======== Task data
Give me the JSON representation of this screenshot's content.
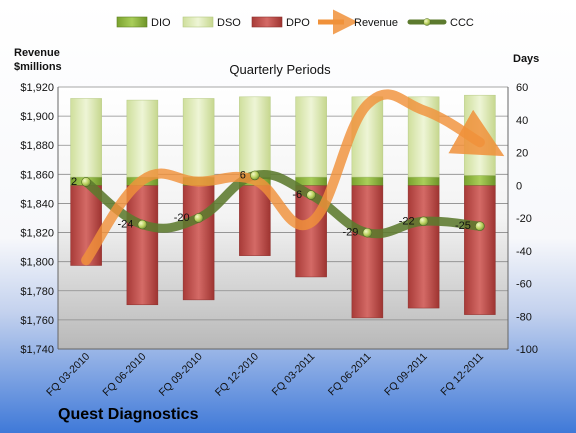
{
  "chart_data": {
    "type": "bar",
    "subtitle": "Quarterly Periods",
    "company": "Quest Diagnostics",
    "left_axis_label": [
      "Revenue",
      "$millions"
    ],
    "right_axis_label": "Days",
    "categories": [
      "FQ 03-2010",
      "FQ 06-2010",
      "FQ 09-2010",
      "FQ 12-2010",
      "FQ 03-2011",
      "FQ 06-2011",
      "FQ 09-2011",
      "FQ 12-2011"
    ],
    "left_axis": {
      "min": 1740,
      "max": 1920,
      "step": 20
    },
    "right_axis": {
      "min": -100,
      "max": 60,
      "step": 20
    },
    "left_tick_labels": [
      "$1,740",
      "$1,760",
      "$1,780",
      "$1,800",
      "$1,820",
      "$1,840",
      "$1,860",
      "$1,880",
      "$1,900",
      "$1,920"
    ],
    "right_tick_labels": [
      "-100",
      "-80",
      "-60",
      "-40",
      "-20",
      "0",
      "20",
      "40",
      "60"
    ],
    "series": [
      {
        "name": "DIO",
        "axis": "right",
        "kind": "stacked-bar",
        "values": [
          5,
          5,
          5,
          5,
          5,
          5,
          5,
          6
        ]
      },
      {
        "name": "DSO",
        "axis": "right",
        "kind": "stacked-bar",
        "values": [
          48,
          47,
          48,
          49,
          49,
          49,
          49,
          49
        ]
      },
      {
        "name": "DPO",
        "axis": "right",
        "kind": "negative-bar",
        "values": [
          -49,
          -73,
          -70,
          -43,
          -56,
          -81,
          -75,
          -79
        ]
      },
      {
        "name": "Revenue",
        "axis": "left",
        "kind": "line",
        "values": [
          1801,
          1856,
          1855,
          1856,
          1827,
          1908,
          1904,
          1882
        ]
      },
      {
        "name": "CCC",
        "axis": "right",
        "kind": "line",
        "values": [
          2,
          -24,
          -20,
          6,
          -6,
          -29,
          -22,
          -25
        ]
      }
    ],
    "ccc_labels": [
      "2",
      "-24",
      "-20",
      "6",
      "-6",
      "-29",
      "-22",
      "-25"
    ],
    "legend_position": "top",
    "gridlines": "horizontal",
    "colors": {
      "DIO": "#8DB43C",
      "DSO": "#DDEAB5",
      "DPO": "#C0504D",
      "Revenue": "#F0913A",
      "CCC": "#6E8B3D",
      "background_top": "#FFFFFF",
      "background_bottom": "#3F79D8"
    }
  }
}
================
= Task to carry out =
Leave the pictures out and reproduce all of the records exactly.

= Result of the task =
Give me the JSON representation of this screenshot's content.
{
  "chart_data": {
    "type": "bar",
    "subtitle": "Quarterly Periods",
    "company": "Quest Diagnostics",
    "left_axis_label": [
      "Revenue",
      "$millions"
    ],
    "right_axis_label": "Days",
    "categories": [
      "FQ 03-2010",
      "FQ 06-2010",
      "FQ 09-2010",
      "FQ 12-2010",
      "FQ 03-2011",
      "FQ 06-2011",
      "FQ 09-2011",
      "FQ 12-2011"
    ],
    "left_axis": {
      "min": 1740,
      "max": 1920,
      "step": 20
    },
    "right_axis": {
      "min": -100,
      "max": 60,
      "step": 20
    },
    "left_tick_labels": [
      "$1,740",
      "$1,760",
      "$1,780",
      "$1,800",
      "$1,820",
      "$1,840",
      "$1,860",
      "$1,880",
      "$1,900",
      "$1,920"
    ],
    "right_tick_labels": [
      "-100",
      "-80",
      "-60",
      "-40",
      "-20",
      "0",
      "20",
      "40",
      "60"
    ],
    "series": [
      {
        "name": "DIO",
        "axis": "right",
        "kind": "stacked-bar",
        "values": [
          5,
          5,
          5,
          5,
          5,
          5,
          5,
          6
        ]
      },
      {
        "name": "DSO",
        "axis": "right",
        "kind": "stacked-bar",
        "values": [
          48,
          47,
          48,
          49,
          49,
          49,
          49,
          49
        ]
      },
      {
        "name": "DPO",
        "axis": "right",
        "kind": "negative-bar",
        "values": [
          -49,
          -73,
          -70,
          -43,
          -56,
          -81,
          -75,
          -79
        ]
      },
      {
        "name": "Revenue",
        "axis": "left",
        "kind": "line",
        "values": [
          1801,
          1856,
          1855,
          1856,
          1827,
          1908,
          1904,
          1882
        ]
      },
      {
        "name": "CCC",
        "axis": "right",
        "kind": "line",
        "values": [
          2,
          -24,
          -20,
          6,
          -6,
          -29,
          -22,
          -25
        ]
      }
    ],
    "ccc_labels": [
      "2",
      "-24",
      "-20",
      "6",
      "-6",
      "-29",
      "-22",
      "-25"
    ],
    "legend_position": "top",
    "gridlines": "horizontal",
    "colors": {
      "DIO": "#8DB43C",
      "DSO": "#DDEAB5",
      "DPO": "#C0504D",
      "Revenue": "#F0913A",
      "CCC": "#6E8B3D",
      "background_top": "#FFFFFF",
      "background_bottom": "#3F79D8"
    }
  }
}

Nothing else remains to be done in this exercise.